[Rows from a dataset]
● ● ● ● ●

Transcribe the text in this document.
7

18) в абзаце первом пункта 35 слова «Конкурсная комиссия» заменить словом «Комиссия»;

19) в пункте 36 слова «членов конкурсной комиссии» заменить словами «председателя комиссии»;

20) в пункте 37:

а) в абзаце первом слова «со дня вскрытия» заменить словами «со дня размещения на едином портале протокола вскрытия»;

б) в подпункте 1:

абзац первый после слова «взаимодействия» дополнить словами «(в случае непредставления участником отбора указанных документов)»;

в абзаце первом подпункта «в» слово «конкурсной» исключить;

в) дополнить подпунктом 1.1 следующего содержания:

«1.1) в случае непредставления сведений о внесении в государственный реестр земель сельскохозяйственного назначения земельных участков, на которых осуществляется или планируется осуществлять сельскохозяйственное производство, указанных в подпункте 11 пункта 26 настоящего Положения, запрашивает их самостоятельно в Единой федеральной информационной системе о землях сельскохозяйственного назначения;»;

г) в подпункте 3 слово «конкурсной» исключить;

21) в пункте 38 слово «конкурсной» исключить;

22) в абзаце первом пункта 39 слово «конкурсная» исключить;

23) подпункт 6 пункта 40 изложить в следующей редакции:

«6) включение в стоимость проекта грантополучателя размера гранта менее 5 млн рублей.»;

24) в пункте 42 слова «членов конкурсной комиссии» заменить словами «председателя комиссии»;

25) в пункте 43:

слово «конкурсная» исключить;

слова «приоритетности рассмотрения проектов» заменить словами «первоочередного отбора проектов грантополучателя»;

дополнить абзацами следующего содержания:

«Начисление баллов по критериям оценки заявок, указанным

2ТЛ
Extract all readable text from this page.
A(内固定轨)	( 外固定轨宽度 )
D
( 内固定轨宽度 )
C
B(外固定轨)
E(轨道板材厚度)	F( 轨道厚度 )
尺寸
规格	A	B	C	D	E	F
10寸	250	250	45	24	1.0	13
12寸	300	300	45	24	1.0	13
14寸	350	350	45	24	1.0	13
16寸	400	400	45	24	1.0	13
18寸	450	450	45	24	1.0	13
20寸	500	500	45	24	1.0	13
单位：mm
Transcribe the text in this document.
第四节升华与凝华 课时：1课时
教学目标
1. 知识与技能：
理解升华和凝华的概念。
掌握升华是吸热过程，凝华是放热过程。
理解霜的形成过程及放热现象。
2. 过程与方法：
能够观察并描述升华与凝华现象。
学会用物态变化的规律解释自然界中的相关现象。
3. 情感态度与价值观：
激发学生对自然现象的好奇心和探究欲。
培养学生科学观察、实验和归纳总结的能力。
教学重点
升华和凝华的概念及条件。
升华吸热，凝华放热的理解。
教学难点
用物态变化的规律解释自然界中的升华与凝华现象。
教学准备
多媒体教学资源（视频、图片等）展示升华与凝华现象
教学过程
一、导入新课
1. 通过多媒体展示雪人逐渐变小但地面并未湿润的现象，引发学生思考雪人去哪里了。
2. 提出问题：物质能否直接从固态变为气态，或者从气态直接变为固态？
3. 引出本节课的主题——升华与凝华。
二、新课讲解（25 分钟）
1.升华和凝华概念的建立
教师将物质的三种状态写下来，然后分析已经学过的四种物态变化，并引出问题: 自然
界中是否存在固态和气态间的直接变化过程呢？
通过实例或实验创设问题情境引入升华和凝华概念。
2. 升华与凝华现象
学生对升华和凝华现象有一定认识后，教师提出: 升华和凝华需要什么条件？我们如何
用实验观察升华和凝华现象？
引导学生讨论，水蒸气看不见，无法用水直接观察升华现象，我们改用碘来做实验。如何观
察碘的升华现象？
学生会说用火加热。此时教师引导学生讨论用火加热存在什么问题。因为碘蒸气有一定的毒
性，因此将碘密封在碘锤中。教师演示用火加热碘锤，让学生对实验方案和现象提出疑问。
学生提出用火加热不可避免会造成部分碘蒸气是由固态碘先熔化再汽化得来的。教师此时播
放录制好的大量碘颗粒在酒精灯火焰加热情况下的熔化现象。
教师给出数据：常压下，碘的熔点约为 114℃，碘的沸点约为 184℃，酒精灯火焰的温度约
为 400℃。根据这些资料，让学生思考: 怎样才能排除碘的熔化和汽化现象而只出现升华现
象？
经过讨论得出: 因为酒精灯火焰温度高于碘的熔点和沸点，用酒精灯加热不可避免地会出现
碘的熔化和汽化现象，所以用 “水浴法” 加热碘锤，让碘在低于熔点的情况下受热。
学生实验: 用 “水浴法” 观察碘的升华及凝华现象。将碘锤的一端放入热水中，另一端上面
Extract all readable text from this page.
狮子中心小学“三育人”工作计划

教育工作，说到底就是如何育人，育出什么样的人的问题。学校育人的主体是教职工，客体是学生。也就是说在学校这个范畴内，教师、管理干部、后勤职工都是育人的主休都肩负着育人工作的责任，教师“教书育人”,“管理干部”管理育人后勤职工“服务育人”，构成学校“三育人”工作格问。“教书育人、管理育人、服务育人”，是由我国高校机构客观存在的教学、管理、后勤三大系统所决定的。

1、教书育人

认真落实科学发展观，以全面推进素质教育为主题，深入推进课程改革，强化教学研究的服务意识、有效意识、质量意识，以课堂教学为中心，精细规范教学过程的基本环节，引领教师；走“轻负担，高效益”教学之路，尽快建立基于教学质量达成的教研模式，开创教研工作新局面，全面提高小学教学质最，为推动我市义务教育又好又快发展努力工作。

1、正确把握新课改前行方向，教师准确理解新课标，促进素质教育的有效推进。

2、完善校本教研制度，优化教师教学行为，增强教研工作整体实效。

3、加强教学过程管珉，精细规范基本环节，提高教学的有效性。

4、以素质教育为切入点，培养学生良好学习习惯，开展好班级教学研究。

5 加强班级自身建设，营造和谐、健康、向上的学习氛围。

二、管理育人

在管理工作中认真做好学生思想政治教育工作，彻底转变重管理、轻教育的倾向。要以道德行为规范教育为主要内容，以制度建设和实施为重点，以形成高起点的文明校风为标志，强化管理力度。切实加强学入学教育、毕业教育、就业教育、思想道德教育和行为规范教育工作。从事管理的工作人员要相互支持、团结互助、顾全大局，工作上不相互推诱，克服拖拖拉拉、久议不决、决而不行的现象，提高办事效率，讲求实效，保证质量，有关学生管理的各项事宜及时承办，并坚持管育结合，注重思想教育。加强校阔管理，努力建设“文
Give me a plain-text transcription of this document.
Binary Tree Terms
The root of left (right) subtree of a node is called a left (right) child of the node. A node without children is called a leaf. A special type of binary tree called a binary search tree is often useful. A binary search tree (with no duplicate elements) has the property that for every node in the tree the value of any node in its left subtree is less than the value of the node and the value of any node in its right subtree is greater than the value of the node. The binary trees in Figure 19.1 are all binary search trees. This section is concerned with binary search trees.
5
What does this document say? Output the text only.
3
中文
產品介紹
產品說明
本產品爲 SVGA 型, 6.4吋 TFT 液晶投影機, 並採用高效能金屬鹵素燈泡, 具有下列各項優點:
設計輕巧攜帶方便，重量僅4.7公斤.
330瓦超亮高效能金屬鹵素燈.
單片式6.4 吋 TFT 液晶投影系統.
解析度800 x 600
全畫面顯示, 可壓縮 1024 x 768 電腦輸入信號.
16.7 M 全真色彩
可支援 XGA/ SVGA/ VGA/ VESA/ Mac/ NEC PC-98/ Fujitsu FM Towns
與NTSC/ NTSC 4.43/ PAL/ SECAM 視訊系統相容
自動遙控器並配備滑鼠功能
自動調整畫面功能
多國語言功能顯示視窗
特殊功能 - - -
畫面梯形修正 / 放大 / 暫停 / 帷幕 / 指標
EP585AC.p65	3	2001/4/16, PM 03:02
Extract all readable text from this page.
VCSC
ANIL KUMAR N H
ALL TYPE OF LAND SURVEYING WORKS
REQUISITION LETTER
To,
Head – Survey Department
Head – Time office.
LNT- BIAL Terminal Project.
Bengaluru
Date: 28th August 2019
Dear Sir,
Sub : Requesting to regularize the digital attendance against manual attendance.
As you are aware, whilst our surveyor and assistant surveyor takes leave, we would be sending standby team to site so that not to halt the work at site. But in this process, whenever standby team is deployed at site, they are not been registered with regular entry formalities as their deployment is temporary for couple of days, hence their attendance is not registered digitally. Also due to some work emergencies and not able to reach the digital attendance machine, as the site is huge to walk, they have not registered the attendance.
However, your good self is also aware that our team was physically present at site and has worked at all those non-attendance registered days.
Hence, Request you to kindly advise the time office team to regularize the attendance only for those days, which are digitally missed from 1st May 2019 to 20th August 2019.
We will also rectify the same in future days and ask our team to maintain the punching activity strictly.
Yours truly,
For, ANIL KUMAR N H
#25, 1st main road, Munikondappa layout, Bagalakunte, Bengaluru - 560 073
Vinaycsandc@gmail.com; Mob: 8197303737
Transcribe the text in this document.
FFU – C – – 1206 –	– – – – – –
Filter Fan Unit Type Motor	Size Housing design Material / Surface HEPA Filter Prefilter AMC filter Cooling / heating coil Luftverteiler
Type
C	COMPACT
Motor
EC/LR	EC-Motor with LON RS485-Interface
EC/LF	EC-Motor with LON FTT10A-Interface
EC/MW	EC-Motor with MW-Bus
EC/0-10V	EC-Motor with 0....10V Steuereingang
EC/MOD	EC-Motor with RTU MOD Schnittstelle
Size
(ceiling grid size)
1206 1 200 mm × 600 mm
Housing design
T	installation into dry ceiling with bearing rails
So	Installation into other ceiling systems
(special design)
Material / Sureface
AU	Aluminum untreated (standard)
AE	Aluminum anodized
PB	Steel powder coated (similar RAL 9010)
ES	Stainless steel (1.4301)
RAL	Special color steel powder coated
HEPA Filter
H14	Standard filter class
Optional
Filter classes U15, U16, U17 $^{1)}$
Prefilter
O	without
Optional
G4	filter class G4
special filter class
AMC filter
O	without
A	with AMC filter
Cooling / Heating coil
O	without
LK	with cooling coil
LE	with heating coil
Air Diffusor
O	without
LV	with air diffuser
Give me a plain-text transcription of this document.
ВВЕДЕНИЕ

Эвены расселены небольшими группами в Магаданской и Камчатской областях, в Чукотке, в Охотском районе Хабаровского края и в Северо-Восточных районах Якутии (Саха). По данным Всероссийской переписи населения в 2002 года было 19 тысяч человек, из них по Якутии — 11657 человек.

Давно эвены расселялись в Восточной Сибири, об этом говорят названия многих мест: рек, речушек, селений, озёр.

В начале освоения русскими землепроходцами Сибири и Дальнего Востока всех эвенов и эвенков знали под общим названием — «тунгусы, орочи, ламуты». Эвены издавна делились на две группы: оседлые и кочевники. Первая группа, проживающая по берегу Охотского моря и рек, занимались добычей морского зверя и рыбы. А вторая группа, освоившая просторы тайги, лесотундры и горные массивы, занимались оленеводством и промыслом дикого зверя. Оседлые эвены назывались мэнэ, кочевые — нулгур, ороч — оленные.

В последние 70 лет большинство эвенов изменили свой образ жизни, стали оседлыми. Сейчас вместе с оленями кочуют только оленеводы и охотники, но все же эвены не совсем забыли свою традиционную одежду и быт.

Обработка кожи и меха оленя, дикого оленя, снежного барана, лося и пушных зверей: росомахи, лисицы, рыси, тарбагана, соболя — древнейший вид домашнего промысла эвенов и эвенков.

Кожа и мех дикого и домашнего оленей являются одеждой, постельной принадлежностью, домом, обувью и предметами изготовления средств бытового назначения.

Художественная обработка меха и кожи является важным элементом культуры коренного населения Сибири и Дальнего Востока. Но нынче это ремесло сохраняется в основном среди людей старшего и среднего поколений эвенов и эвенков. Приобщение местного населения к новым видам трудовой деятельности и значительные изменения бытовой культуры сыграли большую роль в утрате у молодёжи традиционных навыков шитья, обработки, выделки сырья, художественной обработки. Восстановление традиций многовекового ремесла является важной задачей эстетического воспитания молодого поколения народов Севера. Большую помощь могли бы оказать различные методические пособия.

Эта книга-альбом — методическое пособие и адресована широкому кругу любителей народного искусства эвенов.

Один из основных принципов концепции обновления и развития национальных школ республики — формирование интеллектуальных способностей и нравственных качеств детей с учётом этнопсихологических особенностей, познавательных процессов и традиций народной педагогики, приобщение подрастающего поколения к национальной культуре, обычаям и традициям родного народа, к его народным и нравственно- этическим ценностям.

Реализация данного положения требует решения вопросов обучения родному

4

● ● ● ● ●

**Objective:** Locate the word "Material" in the data above. Copy every line carrying it.

**Full response:**
Filter Fan Unit Type Motor	Size Housing design Material / Surface HEPA Filter Prefilter AMC filter Cooling / heating coil Luftverteiler
Material / Sureface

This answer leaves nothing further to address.